──────── Отрывок текста ────────

Каково же было благополучие?

В конце мая 1960 года Ахматова делает следующую запись:

«После моих вечеров в Москве (весна 1924) состоялось постановление о прекращении моей лит<ературной> деятельности. Меня перестали печатать в журналах и альманахах, приглашать на лит<ературные> вечера. (Я встретила на Невском М. Шагинян. Она сказала: „Вот вы какая важная особа. О вас было пост<ановление> ЦК: не арестовывать, но и не печатать“). В 1929 г. после „Мы“ и „Красного дерева“ и я вышла из союза…

В мае 1934 г., когда рассылались анкеты для вступления в новый союз, я анкеты не заполнила. Я член союза с 1940 г., что видно из моего билета. Между 1925–1939 меня перестали печатать совершенно. (См. критику, начиная с Лелевича 1922 — 33). Тогда я впервые присутствовала при своей гражданской смерти. Мне было 35 лет. Издания „Четки“, „Белая стая“ и „Anno Domini“, напечатанные в Берлине <…> не были допущены в Советский Союз» («Записные книжки», стр. 28).

Далее следует черный список шести уничтоженных и остановленных книг.

Да, многие из невышедших книг пересоставлялись, но впечатляет то государственное упорство, с каким они последовательно останавливались.

──────── Фрагменты набора данных ────────

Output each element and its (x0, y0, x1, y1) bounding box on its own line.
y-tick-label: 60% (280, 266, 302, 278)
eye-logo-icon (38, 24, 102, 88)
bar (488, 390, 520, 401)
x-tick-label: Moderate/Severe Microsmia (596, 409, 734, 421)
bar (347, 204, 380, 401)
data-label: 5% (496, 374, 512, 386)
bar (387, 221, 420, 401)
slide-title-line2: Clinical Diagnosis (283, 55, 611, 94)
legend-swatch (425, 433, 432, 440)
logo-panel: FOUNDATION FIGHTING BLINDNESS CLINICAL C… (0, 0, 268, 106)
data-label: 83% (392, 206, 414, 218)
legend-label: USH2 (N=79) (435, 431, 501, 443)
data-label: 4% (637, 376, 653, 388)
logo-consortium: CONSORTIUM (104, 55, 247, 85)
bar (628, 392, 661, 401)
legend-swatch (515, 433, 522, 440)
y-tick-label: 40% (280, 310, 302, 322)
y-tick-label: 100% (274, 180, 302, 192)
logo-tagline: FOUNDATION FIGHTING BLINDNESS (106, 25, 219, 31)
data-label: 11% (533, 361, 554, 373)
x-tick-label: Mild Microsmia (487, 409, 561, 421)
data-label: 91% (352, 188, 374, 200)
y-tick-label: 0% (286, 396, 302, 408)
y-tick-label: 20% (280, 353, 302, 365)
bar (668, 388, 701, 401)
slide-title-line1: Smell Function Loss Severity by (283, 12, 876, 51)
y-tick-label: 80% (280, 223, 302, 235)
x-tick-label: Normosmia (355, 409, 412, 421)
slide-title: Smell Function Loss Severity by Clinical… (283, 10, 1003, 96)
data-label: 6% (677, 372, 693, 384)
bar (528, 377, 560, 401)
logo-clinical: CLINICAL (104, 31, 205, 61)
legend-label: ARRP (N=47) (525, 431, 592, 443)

────────

Что сделать:
(a) Согласуются ли с отрывком об Ахматовой следующие утверждения: (i) Ахматова состоит в союзе с 1940 года; (ii) в мае 1934 года Ахматова заполнила анкету для вступления в новый союз; (iii) издания, напечатанные в Берлине, были допущены в Советский Союз? Для каждого утверждения ответьте «да» или «нет» и приведите решающие слова отрывка в точной цитате.
(b) Воспроизведите без изменений часть отрывка об Ахматовой от слов «Далее следует черный» до слов «они последовательно останавливались.» включительно.
Записи никак не связаны с отрывком об Ахматовой.

Решения:
(a)
(i) Да: «Я член союза с 1940 г., что видно из моего билета».
(ii) Нет: «я анкеты не заполнила».
(iii) Нет: «не были допущены в Советский Союз».

(b)
Далее следует черный список шести уничтоженных и остановленных книг.

Да, многие из невышедших книг пересоставлялись, но впечатляет то государственное упорство, с каким они последовательно останавливались.